[Task description] Set each entry down verbatim, omitting images.

Start Dataset content

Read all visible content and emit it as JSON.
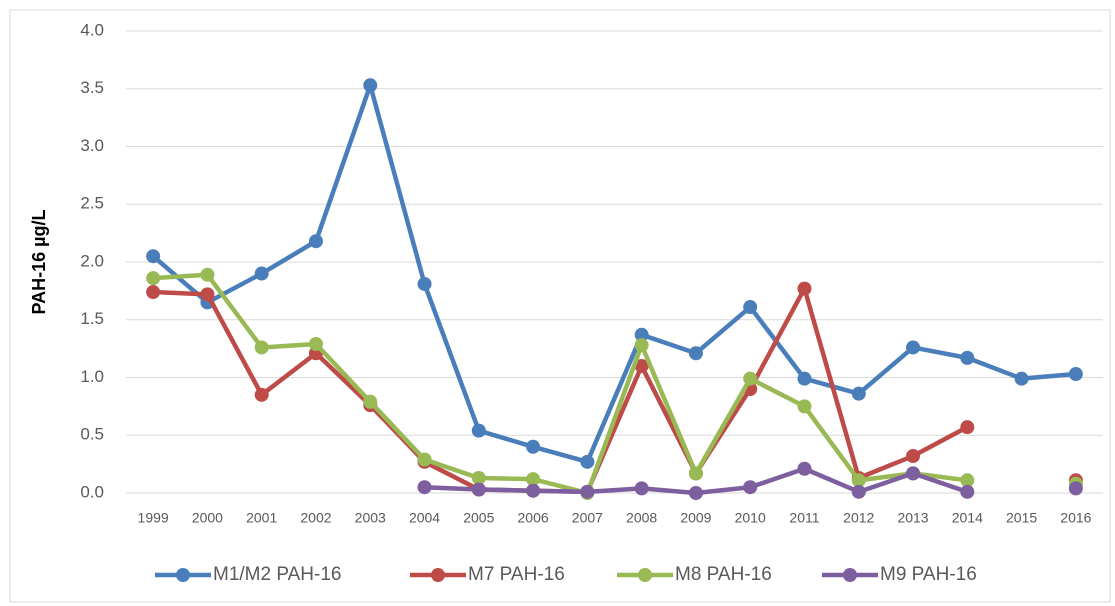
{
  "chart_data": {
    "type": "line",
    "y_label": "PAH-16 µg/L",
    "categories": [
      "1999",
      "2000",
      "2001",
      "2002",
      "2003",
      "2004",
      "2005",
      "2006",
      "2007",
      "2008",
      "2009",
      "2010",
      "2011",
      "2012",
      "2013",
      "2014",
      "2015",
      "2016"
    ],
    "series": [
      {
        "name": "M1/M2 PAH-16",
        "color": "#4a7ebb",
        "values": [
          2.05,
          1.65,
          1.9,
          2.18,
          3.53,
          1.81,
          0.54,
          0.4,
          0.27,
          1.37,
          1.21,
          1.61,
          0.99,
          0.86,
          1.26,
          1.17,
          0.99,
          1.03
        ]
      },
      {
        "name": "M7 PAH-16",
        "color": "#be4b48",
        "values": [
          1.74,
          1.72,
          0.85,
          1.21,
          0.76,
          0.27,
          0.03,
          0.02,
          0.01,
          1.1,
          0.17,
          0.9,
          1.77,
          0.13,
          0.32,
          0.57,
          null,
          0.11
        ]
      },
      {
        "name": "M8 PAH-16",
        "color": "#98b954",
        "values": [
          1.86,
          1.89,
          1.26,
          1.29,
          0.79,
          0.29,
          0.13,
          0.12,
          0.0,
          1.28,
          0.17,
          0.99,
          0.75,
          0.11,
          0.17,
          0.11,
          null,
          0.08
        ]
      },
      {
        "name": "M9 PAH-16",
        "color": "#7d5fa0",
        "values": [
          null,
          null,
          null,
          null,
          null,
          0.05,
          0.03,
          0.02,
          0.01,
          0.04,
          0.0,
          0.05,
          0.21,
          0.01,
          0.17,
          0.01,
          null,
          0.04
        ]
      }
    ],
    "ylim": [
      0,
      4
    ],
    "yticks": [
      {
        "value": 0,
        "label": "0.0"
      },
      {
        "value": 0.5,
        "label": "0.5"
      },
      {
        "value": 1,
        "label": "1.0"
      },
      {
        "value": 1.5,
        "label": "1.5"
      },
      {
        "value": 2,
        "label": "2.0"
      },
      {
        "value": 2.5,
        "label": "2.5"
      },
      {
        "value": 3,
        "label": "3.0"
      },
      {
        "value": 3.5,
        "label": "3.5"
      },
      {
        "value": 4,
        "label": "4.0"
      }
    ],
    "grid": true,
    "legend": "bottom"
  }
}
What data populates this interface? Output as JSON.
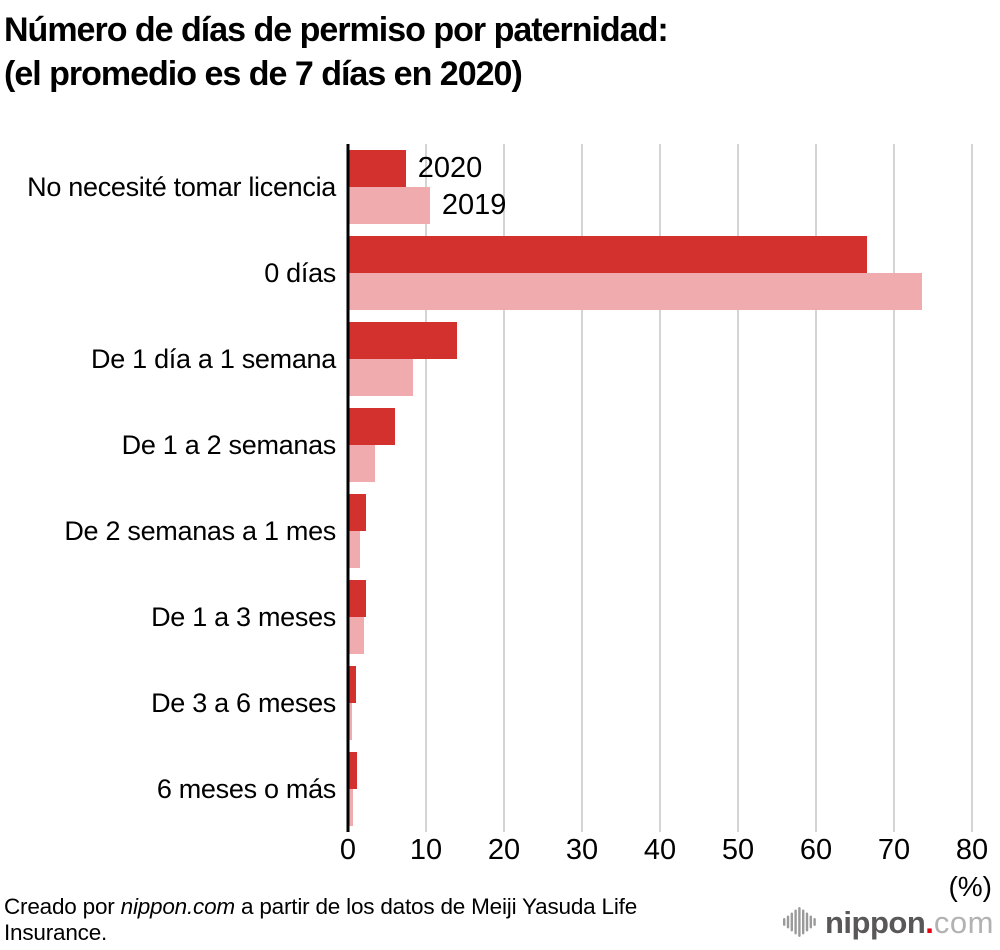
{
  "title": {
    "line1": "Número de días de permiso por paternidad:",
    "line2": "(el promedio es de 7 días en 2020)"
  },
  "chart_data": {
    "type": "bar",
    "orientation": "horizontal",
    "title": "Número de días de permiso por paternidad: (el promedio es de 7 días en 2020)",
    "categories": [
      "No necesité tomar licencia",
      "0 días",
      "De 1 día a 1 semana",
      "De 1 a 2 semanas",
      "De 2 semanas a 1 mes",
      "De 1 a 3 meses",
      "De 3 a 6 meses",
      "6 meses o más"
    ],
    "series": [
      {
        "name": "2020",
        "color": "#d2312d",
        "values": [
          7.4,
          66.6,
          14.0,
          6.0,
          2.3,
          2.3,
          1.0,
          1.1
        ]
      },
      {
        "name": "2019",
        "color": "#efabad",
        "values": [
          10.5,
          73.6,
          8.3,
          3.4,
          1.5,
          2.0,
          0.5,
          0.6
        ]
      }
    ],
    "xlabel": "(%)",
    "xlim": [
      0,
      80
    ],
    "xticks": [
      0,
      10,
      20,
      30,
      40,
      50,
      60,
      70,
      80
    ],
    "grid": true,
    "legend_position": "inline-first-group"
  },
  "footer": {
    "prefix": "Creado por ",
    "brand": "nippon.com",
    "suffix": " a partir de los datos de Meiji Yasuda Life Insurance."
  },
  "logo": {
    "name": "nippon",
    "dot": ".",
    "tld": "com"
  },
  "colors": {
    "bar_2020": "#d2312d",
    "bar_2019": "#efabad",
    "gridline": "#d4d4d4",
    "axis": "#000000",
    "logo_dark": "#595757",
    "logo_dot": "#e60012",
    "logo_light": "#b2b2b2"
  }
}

End Dataset content

[Answer]
Read all visible content and emit it as JSON.
{
  "chart_data": {
    "type": "line",
    "y_label": "PAH-16 µg/L",
    "categories": [
      "1999",
      "2000",
      "2001",
      "2002",
      "2003",
      "2004",
      "2005",
      "2006",
      "2007",
      "2008",
      "2009",
      "2010",
      "2011",
      "2012",
      "2013",
      "2014",
      "2015",
      "2016"
    ],
    "series": [
      {
        "name": "M1/M2 PAH-16",
        "color": "#4a7ebb",
        "values": [
          2.05,
          1.65,
          1.9,
          2.18,
          3.53,
          1.81,
          0.54,
          0.4,
          0.27,
          1.37,
          1.21,
          1.61,
          0.99,
          0.86,
          1.26,
          1.17,
          0.99,
          1.03
        ]
      },
      {
        "name": "M7 PAH-16",
        "color": "#be4b48",
        "values": [
          1.74,
          1.72,
          0.85,
          1.21,
          0.76,
          0.27,
          0.03,
          0.02,
          0.01,
          1.1,
          0.17,
          0.9,
          1.77,
          0.13,
          0.32,
          0.57,
          null,
          0.11
        ]
      },
      {
        "name": "M8 PAH-16",
        "color": "#98b954",
        "values": [
          1.86,
          1.89,
          1.26,
          1.29,
          0.79,
          0.29,
          0.13,
          0.12,
          0.0,
          1.28,
          0.17,
          0.99,
          0.75,
          0.11,
          0.17,
          0.11,
          null,
          0.08
        ]
      },
      {
        "name": "M9 PAH-16",
        "color": "#7d5fa0",
        "values": [
          null,
          null,
          null,
          null,
          null,
          0.05,
          0.03,
          0.02,
          0.01,
          0.04,
          0.0,
          0.05,
          0.21,
          0.01,
          0.17,
          0.01,
          null,
          0.04
        ]
      }
    ],
    "ylim": [
      0,
      4
    ],
    "yticks": [
      {
        "value": 0,
        "label": "0.0"
      },
      {
        "value": 0.5,
        "label": "0.5"
      },
      {
        "value": 1,
        "label": "1.0"
      },
      {
        "value": 1.5,
        "label": "1.5"
      },
      {
        "value": 2,
        "label": "2.0"
      },
      {
        "value": 2.5,
        "label": "2.5"
      },
      {
        "value": 3,
        "label": "3.0"
      },
      {
        "value": 3.5,
        "label": "3.5"
      },
      {
        "value": 4,
        "label": "4.0"
      }
    ],
    "grid": true,
    "legend": "bottom"
  }
}
What data populates this interface? Output as JSON.
{
  "title": {
    "line1": "Número de días de permiso por paternidad:",
    "line2": "(el promedio es de 7 días en 2020)"
  },
  "chart_data": {
    "type": "bar",
    "orientation": "horizontal",
    "title": "Número de días de permiso por paternidad: (el promedio es de 7 días en 2020)",
    "categories": [
      "No necesité tomar licencia",
      "0 días",
      "De 1 día a 1 semana",
      "De 1 a 2 semanas",
      "De 2 semanas a 1 mes",
      "De 1 a 3 meses",
      "De 3 a 6 meses",
      "6 meses o más"
    ],
    "series": [
      {
        "name": "2020",
        "color": "#d2312d",
        "values": [
          7.4,
          66.6,
          14.0,
          6.0,
          2.3,
          2.3,
          1.0,
          1.1
        ]
      },
      {
        "name": "2019",
        "color": "#efabad",
        "values": [
          10.5,
          73.6,
          8.3,
          3.4,
          1.5,
          2.0,
          0.5,
          0.6
        ]
      }
    ],
    "xlabel": "(%)",
    "xlim": [
      0,
      80
    ],
    "xticks": [
      0,
      10,
      20,
      30,
      40,
      50,
      60,
      70,
      80
    ],
    "grid": true,
    "legend_position": "inline-first-group"
  },
  "footer": {
    "prefix": "Creado por ",
    "brand": "nippon.com",
    "suffix": " a partir de los datos de Meiji Yasuda Life Insurance."
  },
  "logo": {
    "name": "nippon",
    "dot": ".",
    "tld": "com"
  },
  "colors": {
    "bar_2020": "#d2312d",
    "bar_2019": "#efabad",
    "gridline": "#d4d4d4",
    "axis": "#000000",
    "logo_dark": "#595757",
    "logo_dot": "#e60012",
    "logo_light": "#b2b2b2"
  }
}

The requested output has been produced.